[Dataset records]

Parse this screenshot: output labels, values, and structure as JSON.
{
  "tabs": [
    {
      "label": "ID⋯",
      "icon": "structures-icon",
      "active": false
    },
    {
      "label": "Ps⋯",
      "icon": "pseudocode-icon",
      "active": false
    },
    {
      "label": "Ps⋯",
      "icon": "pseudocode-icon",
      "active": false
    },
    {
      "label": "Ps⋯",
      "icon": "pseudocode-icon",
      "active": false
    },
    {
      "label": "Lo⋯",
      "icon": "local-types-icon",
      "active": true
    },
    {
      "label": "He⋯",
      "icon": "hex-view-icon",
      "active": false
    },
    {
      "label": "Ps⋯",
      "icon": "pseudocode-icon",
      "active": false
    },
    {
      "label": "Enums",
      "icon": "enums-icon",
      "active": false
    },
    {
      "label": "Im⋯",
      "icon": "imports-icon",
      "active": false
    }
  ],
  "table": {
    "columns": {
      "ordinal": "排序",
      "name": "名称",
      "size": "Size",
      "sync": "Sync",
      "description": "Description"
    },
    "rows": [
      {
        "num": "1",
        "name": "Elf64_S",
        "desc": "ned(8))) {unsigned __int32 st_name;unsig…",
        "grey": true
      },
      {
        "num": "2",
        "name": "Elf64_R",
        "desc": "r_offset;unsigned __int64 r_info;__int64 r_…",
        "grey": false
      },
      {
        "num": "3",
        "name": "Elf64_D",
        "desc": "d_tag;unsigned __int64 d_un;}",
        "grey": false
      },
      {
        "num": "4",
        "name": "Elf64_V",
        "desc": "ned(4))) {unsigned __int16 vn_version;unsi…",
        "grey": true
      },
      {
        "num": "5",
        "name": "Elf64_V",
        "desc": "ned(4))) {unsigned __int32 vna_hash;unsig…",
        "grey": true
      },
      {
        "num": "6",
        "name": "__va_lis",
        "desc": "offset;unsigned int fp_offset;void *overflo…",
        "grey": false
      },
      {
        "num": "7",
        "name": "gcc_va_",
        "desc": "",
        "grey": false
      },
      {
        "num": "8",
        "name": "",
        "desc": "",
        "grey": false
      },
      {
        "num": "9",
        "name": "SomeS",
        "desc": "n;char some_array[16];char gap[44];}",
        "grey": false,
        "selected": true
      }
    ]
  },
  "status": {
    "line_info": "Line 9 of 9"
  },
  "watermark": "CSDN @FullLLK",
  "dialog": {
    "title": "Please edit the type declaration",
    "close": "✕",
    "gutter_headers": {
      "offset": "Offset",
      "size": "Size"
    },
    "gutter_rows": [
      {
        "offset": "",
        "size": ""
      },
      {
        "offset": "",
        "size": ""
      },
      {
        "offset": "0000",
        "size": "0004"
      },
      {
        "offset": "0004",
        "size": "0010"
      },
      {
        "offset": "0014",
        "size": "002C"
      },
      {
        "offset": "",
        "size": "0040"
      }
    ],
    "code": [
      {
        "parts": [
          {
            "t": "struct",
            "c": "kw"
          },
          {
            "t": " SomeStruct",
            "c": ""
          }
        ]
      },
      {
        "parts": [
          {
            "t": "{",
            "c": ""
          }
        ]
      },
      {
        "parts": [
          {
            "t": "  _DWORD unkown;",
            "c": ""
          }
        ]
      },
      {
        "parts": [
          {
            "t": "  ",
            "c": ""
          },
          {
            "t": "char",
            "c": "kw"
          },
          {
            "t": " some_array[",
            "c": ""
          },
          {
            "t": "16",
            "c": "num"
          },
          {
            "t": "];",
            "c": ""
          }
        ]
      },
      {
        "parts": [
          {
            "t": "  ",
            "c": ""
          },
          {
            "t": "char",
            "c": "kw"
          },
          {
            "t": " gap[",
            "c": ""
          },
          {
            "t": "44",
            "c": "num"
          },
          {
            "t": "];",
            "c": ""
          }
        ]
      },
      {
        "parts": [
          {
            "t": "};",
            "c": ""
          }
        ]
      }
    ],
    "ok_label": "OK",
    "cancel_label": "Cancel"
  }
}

[Work to do]
Above are the records; retype every one exactly.

[Task answer]
Parse this screenshot: output labels, values, and structure as JSON.
{
  "tabs": [
    {
      "label": "ID⋯",
      "icon": "structures-icon",
      "active": false
    },
    {
      "label": "Ps⋯",
      "icon": "pseudocode-icon",
      "active": false
    },
    {
      "label": "Ps⋯",
      "icon": "pseudocode-icon",
      "active": false
    },
    {
      "label": "Ps⋯",
      "icon": "pseudocode-icon",
      "active": false
    },
    {
      "label": "Lo⋯",
      "icon": "local-types-icon",
      "active": true
    },
    {
      "label": "He⋯",
      "icon": "hex-view-icon",
      "active": false
    },
    {
      "label": "Ps⋯",
      "icon": "pseudocode-icon",
      "active": false
    },
    {
      "label": "Enums",
      "icon": "enums-icon",
      "active": false
    },
    {
      "label": "Im⋯",
      "icon": "imports-icon",
      "active": false
    }
  ],
  "table": {
    "columns": {
      "ordinal": "排序",
      "name": "名称",
      "size": "Size",
      "sync": "Sync",
      "description": "Description"
    },
    "rows": [
      {
        "num": "1",
        "name": "Elf64_S",
        "desc": "ned(8))) {unsigned __int32 st_name;unsig…",
        "grey": true
      },
      {
        "num": "2",
        "name": "Elf64_R",
        "desc": "r_offset;unsigned __int64 r_info;__int64 r_…",
        "grey": false
      },
      {
        "num": "3",
        "name": "Elf64_D",
        "desc": "d_tag;unsigned __int64 d_un;}",
        "grey": false
      },
      {
        "num": "4",
        "name": "Elf64_V",
        "desc": "ned(4))) {unsigned __int16 vn_version;unsi…",
        "grey": true
      },
      {
        "num": "5",
        "name": "Elf64_V",
        "desc": "ned(4))) {unsigned __int32 vna_hash;unsig…",
        "grey": true
      },
      {
        "num": "6",
        "name": "__va_lis",
        "desc": "offset;unsigned int fp_offset;void *overflo…",
        "grey": false
      },
      {
        "num": "7",
        "name": "gcc_va_",
        "desc": "",
        "grey": false
      },
      {
        "num": "8",
        "name": "",
        "desc": "",
        "grey": false
      },
      {
        "num": "9",
        "name": "SomeS",
        "desc": "n;char some_array[16];char gap[44];}",
        "grey": false,
        "selected": true
      }
    ]
  },
  "status": {
    "line_info": "Line 9 of 9"
  },
  "watermark": "CSDN @FullLLK",
  "dialog": {
    "title": "Please edit the type declaration",
    "close": "✕",
    "gutter_headers": {
      "offset": "Offset",
      "size": "Size"
    },
    "gutter_rows": [
      {
        "offset": "",
        "size": ""
      },
      {
        "offset": "",
        "size": ""
      },
      {
        "offset": "0000",
        "size": "0004"
      },
      {
        "offset": "0004",
        "size": "0010"
      },
      {
        "offset": "0014",
        "size": "002C"
      },
      {
        "offset": "",
        "size": "0040"
      }
    ],
    "code": [
      {
        "parts": [
          {
            "t": "struct",
            "c": "kw"
          },
          {
            "t": " SomeStruct",
            "c": ""
          }
        ]
      },
      {
        "parts": [
          {
            "t": "{",
            "c": ""
          }
        ]
      },
      {
        "parts": [
          {
            "t": "  _DWORD unkown;",
            "c": ""
          }
        ]
      },
      {
        "parts": [
          {
            "t": "  ",
            "c": ""
          },
          {
            "t": "char",
            "c": "kw"
          },
          {
            "t": " some_array[",
            "c": ""
          },
          {
            "t": "16",
            "c": "num"
          },
          {
            "t": "];",
            "c": ""
          }
        ]
      },
      {
        "parts": [
          {
            "t": "  ",
            "c": ""
          },
          {
            "t": "char",
            "c": "kw"
          },
          {
            "t": " gap[",
            "c": ""
          },
          {
            "t": "44",
            "c": "num"
          },
          {
            "t": "];",
            "c": ""
          }
        ]
      },
      {
        "parts": [
          {
            "t": "};",
            "c": ""
          }
        ]
      }
    ],
    "ok_label": "OK",
    "cancel_label": "Cancel"
  }
}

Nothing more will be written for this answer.